[start Dataset content]

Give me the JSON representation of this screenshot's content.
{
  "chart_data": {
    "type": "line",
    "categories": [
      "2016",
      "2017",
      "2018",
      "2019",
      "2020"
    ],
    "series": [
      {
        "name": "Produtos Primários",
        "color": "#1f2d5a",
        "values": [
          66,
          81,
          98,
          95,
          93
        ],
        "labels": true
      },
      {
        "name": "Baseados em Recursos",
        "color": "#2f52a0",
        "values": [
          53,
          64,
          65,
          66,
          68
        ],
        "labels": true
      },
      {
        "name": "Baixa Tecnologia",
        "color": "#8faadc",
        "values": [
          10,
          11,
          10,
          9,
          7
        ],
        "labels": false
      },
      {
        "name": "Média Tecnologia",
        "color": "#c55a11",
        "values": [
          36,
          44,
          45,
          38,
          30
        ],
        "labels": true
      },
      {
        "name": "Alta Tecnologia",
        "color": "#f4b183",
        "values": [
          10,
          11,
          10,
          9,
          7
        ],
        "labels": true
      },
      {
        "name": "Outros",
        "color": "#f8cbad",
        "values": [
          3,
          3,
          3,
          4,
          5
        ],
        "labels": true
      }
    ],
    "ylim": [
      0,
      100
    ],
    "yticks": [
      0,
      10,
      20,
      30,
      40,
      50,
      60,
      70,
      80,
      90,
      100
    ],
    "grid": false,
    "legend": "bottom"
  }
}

[end Dataset content]

» **Requirement**: Copy out every line from the records that has the word "name".

» **Final result**:
        "name": "Produtos Primários",
        "name": "Baseados em Recursos",
        "name": "Baixa Tecnologia",
        "name": "Média Tecnologia",
        "name": "Alta Tecnologia",
        "name": "Outros",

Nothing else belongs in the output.